> _What you will do_
Look through the material below. Copy every line with the string "Ansicht" in it.

> _Given entries_
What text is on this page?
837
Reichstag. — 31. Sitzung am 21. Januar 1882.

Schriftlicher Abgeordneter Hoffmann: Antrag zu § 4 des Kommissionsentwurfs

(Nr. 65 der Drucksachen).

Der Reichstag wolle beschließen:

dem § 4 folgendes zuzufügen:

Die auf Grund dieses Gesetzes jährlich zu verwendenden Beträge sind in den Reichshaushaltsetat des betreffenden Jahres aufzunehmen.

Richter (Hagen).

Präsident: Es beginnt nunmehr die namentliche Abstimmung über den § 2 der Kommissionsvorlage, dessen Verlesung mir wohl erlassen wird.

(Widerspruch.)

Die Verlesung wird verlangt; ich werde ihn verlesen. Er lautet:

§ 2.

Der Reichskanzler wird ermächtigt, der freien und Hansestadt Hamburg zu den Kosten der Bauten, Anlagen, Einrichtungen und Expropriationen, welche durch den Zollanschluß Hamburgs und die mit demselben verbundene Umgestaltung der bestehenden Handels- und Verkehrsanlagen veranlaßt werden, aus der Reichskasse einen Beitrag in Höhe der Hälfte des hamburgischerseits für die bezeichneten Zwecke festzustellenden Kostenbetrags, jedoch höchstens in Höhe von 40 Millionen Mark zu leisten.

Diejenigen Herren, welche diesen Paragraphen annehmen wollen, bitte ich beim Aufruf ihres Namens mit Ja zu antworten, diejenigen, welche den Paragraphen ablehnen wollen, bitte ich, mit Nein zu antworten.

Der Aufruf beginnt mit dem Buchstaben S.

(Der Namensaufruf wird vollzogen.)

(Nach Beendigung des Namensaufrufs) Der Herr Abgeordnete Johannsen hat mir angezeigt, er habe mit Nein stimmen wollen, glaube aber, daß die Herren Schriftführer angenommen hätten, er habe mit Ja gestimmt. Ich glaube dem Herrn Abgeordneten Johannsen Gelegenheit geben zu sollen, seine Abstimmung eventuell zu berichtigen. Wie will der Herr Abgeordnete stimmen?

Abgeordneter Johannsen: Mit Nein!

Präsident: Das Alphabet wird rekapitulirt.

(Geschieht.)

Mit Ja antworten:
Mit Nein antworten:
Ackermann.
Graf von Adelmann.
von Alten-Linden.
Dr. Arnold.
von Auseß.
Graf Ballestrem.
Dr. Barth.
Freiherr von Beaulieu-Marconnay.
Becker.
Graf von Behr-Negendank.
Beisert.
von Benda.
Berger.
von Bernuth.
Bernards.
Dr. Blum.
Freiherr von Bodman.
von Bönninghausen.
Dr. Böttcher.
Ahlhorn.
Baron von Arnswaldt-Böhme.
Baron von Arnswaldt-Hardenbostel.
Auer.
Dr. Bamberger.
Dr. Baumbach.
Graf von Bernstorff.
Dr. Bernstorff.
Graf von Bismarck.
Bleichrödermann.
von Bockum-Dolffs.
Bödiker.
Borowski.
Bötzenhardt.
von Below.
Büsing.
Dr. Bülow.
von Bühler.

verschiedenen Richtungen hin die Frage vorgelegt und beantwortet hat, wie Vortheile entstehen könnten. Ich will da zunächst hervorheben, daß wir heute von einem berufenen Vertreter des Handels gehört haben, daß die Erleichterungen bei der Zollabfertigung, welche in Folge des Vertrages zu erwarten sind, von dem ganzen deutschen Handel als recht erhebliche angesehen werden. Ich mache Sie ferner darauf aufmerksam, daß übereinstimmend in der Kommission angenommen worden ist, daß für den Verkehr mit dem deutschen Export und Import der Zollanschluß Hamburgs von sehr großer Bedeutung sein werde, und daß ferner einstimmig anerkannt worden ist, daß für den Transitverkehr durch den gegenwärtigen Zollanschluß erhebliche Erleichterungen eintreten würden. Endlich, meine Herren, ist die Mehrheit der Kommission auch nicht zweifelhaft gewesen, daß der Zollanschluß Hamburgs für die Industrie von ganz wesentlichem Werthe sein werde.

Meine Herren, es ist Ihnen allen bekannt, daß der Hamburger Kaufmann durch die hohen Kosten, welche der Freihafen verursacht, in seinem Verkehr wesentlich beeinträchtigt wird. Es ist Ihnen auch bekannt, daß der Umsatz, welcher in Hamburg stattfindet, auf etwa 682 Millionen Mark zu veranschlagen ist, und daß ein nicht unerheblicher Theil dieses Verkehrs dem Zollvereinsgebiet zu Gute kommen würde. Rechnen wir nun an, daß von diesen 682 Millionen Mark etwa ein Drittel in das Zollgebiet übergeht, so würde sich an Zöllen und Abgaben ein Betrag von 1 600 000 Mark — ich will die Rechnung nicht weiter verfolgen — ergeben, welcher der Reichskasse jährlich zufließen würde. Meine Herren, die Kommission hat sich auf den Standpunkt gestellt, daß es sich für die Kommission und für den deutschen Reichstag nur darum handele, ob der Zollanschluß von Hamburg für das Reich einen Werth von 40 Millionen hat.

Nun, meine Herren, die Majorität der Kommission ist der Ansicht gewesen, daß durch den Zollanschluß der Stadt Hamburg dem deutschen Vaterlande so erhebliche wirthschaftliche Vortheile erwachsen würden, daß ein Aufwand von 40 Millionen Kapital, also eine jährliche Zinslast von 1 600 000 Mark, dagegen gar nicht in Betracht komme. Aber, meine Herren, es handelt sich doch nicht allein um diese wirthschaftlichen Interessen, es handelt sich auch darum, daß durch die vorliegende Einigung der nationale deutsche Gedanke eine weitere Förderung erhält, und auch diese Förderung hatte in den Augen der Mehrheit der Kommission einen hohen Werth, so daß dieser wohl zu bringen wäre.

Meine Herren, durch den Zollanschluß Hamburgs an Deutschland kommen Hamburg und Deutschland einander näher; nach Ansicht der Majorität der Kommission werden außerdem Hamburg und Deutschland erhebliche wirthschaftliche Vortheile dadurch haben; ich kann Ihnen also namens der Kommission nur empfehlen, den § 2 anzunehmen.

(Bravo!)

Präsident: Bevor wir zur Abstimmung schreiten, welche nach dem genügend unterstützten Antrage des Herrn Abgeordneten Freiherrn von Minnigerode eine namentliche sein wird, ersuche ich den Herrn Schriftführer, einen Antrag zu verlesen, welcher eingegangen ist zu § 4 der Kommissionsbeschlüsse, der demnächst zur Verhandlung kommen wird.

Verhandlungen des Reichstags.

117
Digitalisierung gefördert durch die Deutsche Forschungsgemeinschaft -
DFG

> _Written solution_
Nun, meine Herren, die Majorität der Kommission ist der Ansicht gewesen, daß durch den Zollanschluß der Stadt Hamburg dem deutschen Vaterlande so erhebliche wirthschaftliche Vortheile erwachsen würden, daß ein Aufwand von 40 Millionen Kapital, also eine jährliche Zinslast von 1 600 000 Mark, dagegen gar nicht in Betracht komme. Aber, meine Herren, es handelt sich doch nicht allein um diese wirthschaftlichen Interessen, es handelt sich auch darum, daß durch die vorliegende Einigung der nationale deutsche Gedanke eine weitere Förderung erhält, und auch diese Förderung hatte in den Augen der Mehrheit der Kommission einen hohen Werth, so daß dieser wohl zu bringen wäre.
Meine Herren, durch den Zollanschluß Hamburgs an Deutschland kommen Hamburg und Deutschland einander näher; nach Ansicht der Majorität der Kommission werden außerdem Hamburg und Deutschland erhebliche wirthschaftliche Vortheile dadurch haben; ich kann Ihnen also namens der Kommission nur empfehlen, den § 2 anzunehmen.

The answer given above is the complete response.